─── Data in this exercise

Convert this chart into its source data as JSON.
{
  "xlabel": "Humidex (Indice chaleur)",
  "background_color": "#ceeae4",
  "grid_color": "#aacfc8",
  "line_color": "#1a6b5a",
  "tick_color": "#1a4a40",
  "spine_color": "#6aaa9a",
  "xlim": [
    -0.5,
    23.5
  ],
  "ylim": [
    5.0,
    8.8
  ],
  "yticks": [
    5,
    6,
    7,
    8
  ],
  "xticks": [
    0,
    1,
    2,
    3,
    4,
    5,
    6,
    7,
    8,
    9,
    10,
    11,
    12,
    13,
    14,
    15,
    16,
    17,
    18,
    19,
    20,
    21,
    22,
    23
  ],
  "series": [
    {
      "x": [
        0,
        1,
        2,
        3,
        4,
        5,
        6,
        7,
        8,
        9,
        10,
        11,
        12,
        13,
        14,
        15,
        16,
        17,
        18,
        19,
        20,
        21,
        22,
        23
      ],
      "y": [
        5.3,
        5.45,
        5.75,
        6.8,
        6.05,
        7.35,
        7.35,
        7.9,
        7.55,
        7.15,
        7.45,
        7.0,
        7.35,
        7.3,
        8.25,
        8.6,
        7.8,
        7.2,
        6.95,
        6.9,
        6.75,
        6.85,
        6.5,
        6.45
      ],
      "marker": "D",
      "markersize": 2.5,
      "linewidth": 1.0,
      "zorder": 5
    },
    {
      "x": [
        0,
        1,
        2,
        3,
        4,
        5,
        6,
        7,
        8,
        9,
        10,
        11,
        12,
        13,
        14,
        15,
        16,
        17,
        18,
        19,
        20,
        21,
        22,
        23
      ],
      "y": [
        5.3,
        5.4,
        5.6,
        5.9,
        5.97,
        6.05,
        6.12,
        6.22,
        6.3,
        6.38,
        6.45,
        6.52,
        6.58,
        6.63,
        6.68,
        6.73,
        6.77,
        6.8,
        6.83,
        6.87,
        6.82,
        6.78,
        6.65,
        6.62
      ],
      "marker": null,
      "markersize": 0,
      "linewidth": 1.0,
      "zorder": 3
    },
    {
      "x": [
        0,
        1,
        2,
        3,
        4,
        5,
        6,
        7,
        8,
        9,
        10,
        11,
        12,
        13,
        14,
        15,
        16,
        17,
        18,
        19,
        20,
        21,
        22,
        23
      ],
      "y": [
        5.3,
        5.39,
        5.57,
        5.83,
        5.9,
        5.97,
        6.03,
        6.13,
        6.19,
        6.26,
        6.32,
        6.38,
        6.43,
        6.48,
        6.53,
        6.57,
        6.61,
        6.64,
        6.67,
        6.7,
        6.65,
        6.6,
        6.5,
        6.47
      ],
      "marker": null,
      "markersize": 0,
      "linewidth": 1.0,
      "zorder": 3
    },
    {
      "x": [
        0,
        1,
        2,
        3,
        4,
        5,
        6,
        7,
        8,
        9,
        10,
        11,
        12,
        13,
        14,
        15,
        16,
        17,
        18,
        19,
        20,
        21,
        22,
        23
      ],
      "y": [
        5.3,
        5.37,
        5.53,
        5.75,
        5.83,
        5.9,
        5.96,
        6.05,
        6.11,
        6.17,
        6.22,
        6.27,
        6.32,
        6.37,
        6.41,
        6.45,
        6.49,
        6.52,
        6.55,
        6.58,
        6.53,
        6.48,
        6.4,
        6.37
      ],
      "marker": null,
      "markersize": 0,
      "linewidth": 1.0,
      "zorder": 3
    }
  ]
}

──────

Task brief:
Send back each record exactly as it stands.

The result:
Convert this chart into its source data as JSON.
{
  "xlabel": "Humidex (Indice chaleur)",
  "background_color": "#ceeae4",
  "grid_color": "#aacfc8",
  "line_color": "#1a6b5a",
  "tick_color": "#1a4a40",
  "spine_color": "#6aaa9a",
  "xlim": [
    -0.5,
    23.5
  ],
  "ylim": [
    5.0,
    8.8
  ],
  "yticks": [
    5,
    6,
    7,
    8
  ],
  "xticks": [
    0,
    1,
    2,
    3,
    4,
    5,
    6,
    7,
    8,
    9,
    10,
    11,
    12,
    13,
    14,
    15,
    16,
    17,
    18,
    19,
    20,
    21,
    22,
    23
  ],
  "series": [
    {
      "x": [
        0,
        1,
        2,
        3,
        4,
        5,
        6,
        7,
        8,
        9,
        10,
        11,
        12,
        13,
        14,
        15,
        16,
        17,
        18,
        19,
        20,
        21,
        22,
        23
      ],
      "y": [
        5.3,
        5.45,
        5.75,
        6.8,
        6.05,
        7.35,
        7.35,
        7.9,
        7.55,
        7.15,
        7.45,
        7.0,
        7.35,
        7.3,
        8.25,
        8.6,
        7.8,
        7.2,
        6.95,
        6.9,
        6.75,
        6.85,
        6.5,
        6.45
      ],
      "marker": "D",
      "markersize": 2.5,
      "linewidth": 1.0,
      "zorder": 5
    },
    {
      "x": [
        0,
        1,
        2,
        3,
        4,
        5,
        6,
        7,
        8,
        9,
        10,
        11,
        12,
        13,
        14,
        15,
        16,
        17,
        18,
        19,
        20,
        21,
        22,
        23
      ],
      "y": [
        5.3,
        5.4,
        5.6,
        5.9,
        5.97,
        6.05,
        6.12,
        6.22,
        6.3,
        6.38,
        6.45,
        6.52,
        6.58,
        6.63,
        6.68,
        6.73,
        6.77,
        6.8,
        6.83,
        6.87,
        6.82,
        6.78,
        6.65,
        6.62
      ],
      "marker": null,
      "markersize": 0,
      "linewidth": 1.0,
      "zorder": 3
    },
    {
      "x": [
        0,
        1,
        2,
        3,
        4,
        5,
        6,
        7,
        8,
        9,
        10,
        11,
        12,
        13,
        14,
        15,
        16,
        17,
        18,
        19,
        20,
        21,
        22,
        23
      ],
      "y": [
        5.3,
        5.39,
        5.57,
        5.83,
        5.9,
        5.97,
        6.03,
        6.13,
        6.19,
        6.26,
        6.32,
        6.38,
        6.43,
        6.48,
        6.53,
        6.57,
        6.61,
        6.64,
        6.67,
        6.7,
        6.65,
        6.6,
        6.5,
        6.47
      ],
      "marker": null,
      "markersize": 0,
      "linewidth": 1.0,
      "zorder": 3
    },
    {
      "x": [
        0,
        1,
        2,
        3,
        4,
        5,
        6,
        7,
        8,
        9,
        10,
        11,
        12,
        13,
        14,
        15,
        16,
        17,
        18,
        19,
        20,
        21,
        22,
        23
      ],
      "y": [
        5.3,
        5.37,
        5.53,
        5.75,
        5.83,
        5.9,
        5.96,
        6.05,
        6.11,
        6.17,
        6.22,
        6.27,
        6.32,
        6.37,
        6.41,
        6.45,
        6.49,
        6.52,
        6.55,
        6.58,
        6.53,
        6.48,
        6.4,
        6.37
      ],
      "marker": null,
      "markersize": 0,
      "linewidth": 1.0,
      "zorder": 3
    }
  ]
}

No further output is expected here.